____ Record extracts
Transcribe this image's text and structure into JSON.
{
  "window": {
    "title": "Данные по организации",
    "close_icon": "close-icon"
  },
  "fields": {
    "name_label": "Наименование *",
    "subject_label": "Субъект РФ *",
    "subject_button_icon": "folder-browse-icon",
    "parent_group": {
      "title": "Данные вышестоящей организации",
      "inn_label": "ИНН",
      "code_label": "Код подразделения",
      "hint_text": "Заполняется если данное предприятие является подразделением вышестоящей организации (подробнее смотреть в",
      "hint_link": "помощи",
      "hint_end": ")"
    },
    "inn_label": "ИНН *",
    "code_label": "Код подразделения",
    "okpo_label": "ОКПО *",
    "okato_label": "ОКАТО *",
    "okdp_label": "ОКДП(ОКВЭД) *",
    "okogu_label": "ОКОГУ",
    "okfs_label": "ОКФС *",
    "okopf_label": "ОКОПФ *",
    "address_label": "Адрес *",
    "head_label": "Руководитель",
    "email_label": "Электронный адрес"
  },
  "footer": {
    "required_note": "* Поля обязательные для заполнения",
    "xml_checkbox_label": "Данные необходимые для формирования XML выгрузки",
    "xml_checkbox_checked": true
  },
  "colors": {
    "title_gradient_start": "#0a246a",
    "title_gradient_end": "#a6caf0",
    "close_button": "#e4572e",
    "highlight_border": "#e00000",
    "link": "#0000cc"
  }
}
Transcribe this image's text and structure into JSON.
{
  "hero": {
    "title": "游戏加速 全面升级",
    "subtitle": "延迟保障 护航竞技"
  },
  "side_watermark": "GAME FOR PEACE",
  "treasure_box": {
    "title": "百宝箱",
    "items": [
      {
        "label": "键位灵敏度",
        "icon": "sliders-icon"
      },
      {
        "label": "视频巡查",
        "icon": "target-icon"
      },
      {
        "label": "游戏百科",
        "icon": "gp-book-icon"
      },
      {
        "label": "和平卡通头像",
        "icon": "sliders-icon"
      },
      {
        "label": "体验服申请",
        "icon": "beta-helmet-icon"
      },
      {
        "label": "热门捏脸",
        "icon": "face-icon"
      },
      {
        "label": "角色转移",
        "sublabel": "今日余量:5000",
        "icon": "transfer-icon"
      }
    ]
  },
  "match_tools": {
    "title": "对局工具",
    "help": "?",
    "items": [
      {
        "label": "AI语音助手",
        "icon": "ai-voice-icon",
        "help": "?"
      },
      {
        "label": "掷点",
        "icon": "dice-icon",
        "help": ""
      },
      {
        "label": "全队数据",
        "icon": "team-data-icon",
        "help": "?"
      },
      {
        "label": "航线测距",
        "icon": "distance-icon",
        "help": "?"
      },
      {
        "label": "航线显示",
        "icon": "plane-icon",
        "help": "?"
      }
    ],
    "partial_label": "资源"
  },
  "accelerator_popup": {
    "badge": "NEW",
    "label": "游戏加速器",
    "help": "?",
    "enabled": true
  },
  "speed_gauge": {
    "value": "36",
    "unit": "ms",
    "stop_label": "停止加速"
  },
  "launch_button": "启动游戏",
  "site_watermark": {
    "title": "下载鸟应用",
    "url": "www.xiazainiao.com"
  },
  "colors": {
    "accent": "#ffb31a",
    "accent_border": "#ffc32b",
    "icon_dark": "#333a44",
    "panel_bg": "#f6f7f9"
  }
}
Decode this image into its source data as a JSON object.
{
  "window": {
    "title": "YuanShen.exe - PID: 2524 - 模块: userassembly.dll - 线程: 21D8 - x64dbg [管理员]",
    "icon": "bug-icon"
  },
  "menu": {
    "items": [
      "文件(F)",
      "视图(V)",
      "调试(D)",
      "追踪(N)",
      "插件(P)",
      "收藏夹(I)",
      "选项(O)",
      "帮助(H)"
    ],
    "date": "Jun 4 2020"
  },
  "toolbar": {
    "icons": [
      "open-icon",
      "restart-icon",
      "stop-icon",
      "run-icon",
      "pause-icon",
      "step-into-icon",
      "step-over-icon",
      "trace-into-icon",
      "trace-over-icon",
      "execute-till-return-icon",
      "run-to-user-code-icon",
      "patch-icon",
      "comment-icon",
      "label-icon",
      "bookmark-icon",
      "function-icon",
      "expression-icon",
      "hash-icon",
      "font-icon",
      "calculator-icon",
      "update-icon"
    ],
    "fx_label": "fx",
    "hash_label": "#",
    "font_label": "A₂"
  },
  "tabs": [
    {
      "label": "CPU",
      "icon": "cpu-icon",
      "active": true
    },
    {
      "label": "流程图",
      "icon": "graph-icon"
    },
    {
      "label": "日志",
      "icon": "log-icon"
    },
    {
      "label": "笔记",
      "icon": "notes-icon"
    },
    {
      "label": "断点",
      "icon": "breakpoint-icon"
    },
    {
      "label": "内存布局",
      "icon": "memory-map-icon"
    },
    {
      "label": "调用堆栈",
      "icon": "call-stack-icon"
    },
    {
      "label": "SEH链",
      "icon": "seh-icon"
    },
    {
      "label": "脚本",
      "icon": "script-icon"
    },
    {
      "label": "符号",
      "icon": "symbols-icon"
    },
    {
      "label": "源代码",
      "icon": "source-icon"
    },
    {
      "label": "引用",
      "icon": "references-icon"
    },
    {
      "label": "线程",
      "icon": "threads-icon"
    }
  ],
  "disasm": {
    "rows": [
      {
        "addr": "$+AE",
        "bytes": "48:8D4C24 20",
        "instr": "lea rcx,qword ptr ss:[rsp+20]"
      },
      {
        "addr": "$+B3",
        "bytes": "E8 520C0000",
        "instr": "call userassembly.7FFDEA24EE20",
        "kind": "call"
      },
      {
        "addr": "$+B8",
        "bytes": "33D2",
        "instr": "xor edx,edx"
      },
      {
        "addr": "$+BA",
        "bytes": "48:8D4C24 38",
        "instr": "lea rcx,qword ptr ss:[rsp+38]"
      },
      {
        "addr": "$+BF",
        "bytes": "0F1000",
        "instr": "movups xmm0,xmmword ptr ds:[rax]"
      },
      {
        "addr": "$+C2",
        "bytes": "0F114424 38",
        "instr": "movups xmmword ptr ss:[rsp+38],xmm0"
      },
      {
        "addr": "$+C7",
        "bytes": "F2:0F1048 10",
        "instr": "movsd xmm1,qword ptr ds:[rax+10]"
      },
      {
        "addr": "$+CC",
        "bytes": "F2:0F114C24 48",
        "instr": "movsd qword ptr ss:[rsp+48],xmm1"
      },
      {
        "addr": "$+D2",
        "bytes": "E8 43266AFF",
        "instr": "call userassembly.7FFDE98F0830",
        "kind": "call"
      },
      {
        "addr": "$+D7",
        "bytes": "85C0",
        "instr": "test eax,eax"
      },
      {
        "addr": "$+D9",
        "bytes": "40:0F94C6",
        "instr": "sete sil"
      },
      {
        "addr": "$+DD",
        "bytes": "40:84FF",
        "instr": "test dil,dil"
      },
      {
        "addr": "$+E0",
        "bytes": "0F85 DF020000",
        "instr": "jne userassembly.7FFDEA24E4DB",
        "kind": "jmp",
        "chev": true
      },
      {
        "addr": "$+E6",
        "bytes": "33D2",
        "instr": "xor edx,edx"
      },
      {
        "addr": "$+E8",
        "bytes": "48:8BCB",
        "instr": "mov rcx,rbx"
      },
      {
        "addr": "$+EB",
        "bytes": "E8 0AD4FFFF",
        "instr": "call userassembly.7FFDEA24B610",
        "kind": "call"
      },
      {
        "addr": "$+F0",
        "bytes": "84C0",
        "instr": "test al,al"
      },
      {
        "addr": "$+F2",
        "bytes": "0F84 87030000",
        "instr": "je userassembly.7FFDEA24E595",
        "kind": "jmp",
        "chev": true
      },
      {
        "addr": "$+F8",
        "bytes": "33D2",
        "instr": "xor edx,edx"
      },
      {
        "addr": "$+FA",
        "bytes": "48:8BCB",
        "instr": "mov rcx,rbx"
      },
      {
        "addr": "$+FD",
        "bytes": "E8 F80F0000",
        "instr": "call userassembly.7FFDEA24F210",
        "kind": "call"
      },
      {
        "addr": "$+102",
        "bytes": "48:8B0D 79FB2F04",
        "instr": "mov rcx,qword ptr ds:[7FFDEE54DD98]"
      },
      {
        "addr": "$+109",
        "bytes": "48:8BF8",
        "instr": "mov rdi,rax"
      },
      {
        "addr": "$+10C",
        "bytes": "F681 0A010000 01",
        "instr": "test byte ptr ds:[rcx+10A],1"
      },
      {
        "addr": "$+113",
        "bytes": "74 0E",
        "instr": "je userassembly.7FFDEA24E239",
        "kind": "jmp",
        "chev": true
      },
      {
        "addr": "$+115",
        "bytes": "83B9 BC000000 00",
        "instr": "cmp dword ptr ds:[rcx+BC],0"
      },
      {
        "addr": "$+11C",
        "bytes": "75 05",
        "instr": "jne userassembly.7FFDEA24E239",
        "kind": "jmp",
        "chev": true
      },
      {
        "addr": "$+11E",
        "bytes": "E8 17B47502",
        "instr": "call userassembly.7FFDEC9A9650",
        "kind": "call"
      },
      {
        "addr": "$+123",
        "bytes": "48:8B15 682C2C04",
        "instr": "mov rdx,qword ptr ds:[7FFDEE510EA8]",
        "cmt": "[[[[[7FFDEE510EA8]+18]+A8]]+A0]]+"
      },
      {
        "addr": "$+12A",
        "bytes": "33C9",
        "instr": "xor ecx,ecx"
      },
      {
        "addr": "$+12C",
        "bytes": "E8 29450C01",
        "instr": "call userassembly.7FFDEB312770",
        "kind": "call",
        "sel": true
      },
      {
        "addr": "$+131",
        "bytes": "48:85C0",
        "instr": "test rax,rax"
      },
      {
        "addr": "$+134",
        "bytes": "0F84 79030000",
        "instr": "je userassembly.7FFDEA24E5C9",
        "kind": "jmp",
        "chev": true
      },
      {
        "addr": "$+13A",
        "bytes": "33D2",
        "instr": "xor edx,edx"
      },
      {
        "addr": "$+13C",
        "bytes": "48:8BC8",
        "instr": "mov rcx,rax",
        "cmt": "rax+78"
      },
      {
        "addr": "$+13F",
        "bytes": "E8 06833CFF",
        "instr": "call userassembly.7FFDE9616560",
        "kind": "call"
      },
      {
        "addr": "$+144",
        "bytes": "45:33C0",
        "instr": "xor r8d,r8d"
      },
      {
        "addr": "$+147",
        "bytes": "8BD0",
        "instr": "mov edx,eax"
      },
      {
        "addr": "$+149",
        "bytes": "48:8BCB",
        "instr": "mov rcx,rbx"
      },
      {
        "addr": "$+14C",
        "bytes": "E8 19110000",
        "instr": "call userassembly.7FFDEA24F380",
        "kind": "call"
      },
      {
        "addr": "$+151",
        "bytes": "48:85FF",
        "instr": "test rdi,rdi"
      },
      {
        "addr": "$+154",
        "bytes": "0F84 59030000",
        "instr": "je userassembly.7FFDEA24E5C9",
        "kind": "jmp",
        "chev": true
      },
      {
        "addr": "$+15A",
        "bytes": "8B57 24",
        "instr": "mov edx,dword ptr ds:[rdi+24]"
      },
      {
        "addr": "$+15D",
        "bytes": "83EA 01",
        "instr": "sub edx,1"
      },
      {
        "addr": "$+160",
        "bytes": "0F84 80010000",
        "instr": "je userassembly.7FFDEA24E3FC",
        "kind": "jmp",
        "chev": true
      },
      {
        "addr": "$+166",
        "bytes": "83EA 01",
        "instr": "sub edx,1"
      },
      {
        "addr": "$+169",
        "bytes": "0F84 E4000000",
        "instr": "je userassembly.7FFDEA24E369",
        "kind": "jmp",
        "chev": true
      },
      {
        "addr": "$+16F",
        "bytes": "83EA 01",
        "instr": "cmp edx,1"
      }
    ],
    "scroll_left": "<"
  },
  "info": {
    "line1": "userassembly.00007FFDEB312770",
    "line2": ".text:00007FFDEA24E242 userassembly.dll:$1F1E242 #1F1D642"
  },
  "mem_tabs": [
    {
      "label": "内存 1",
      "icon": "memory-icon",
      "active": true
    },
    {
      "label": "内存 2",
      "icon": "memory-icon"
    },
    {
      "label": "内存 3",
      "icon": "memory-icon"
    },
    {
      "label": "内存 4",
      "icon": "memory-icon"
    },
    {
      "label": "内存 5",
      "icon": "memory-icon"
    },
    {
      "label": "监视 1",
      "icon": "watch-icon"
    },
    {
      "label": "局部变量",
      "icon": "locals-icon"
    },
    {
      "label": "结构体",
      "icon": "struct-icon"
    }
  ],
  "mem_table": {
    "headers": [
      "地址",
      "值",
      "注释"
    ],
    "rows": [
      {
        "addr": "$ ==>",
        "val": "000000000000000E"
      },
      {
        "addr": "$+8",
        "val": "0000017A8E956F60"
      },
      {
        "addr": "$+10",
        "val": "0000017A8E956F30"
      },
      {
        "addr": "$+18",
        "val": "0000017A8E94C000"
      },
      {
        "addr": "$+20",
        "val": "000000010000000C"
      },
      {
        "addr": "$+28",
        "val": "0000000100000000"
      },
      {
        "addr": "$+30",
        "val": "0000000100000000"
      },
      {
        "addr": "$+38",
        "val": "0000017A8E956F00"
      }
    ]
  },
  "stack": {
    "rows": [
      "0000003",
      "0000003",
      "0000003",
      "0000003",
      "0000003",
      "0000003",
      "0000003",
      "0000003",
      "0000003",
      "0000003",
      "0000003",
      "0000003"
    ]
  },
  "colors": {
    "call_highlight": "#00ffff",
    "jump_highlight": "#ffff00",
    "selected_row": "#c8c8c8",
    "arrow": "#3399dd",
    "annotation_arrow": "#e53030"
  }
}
________
Find all lines with "data" in them and copy each one.

        "icon": "team-data-icon",
Decode this image into its source data as a JSON object.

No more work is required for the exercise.